Dataset rows:

╔══

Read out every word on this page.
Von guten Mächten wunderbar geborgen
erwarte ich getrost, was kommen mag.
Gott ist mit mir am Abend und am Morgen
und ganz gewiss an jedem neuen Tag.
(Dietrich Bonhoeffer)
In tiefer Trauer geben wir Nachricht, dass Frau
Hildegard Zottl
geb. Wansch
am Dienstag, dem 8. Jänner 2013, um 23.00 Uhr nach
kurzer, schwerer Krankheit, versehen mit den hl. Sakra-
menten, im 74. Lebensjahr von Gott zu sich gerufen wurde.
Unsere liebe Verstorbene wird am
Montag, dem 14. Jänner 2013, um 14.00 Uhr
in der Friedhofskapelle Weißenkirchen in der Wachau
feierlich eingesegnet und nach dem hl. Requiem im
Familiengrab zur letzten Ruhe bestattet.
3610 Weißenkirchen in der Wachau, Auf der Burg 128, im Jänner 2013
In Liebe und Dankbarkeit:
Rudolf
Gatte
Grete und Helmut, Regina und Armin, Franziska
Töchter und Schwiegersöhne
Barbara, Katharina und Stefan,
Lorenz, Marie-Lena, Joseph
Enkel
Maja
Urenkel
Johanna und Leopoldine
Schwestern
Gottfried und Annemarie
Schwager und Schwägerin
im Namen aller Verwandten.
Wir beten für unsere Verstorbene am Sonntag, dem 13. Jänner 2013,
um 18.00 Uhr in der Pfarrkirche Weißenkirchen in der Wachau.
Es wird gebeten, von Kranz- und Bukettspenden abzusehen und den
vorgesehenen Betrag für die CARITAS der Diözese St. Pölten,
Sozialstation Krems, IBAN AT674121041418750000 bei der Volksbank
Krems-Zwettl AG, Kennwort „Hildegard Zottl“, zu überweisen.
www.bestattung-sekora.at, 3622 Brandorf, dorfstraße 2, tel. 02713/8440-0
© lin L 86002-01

╚══

● WHAT THE TASK ASKS
Give back all the data exactly as written.

● SOLUTION
Read out every word on this page.
Von guten Mächten wunderbar geborgen
erwarte ich getrost, was kommen mag.
Gott ist mit mir am Abend und am Morgen
und ganz gewiss an jedem neuen Tag.
(Dietrich Bonhoeffer)
In tiefer Trauer geben wir Nachricht, dass Frau
Hildegard Zottl
geb. Wansch
am Dienstag, dem 8. Jänner 2013, um 23.00 Uhr nach
kurzer, schwerer Krankheit, versehen mit den hl. Sakra-
menten, im 74. Lebensjahr von Gott zu sich gerufen wurde.
Unsere liebe Verstorbene wird am
Montag, dem 14. Jänner 2013, um 14.00 Uhr
in der Friedhofskapelle Weißenkirchen in der Wachau
feierlich eingesegnet und nach dem hl. Requiem im
Familiengrab zur letzten Ruhe bestattet.
3610 Weißenkirchen in der Wachau, Auf der Burg 128, im Jänner 2013
In Liebe und Dankbarkeit:
Rudolf
Gatte
Grete und Helmut, Regina und Armin, Franziska
Töchter und Schwiegersöhne
Barbara, Katharina und Stefan,
Lorenz, Marie-Lena, Joseph
Enkel
Maja
Urenkel
Johanna und Leopoldine
Schwestern
Gottfried und Annemarie
Schwager und Schwägerin
im Namen aller Verwandten.
Wir beten für unsere Verstorbene am Sonntag, dem 13. Jänner 2013,
um 18.00 Uhr in der Pfarrkirche Weißenkirchen in der Wachau.
Es wird gebeten, von Kranz- und Bukettspenden abzusehen und den
vorgesehenen Betrag für die CARITAS der Diözese St. Pölten,
Sozialstation Krems, IBAN AT674121041418750000 bei der Volksbank
Krems-Zwettl AG, Kennwort „Hildegard Zottl“, zu überweisen.
www.bestattung-sekora.at, 3622 Brandorf, dorfstraße 2, tel. 02713/8440-0
© lin L 86002-01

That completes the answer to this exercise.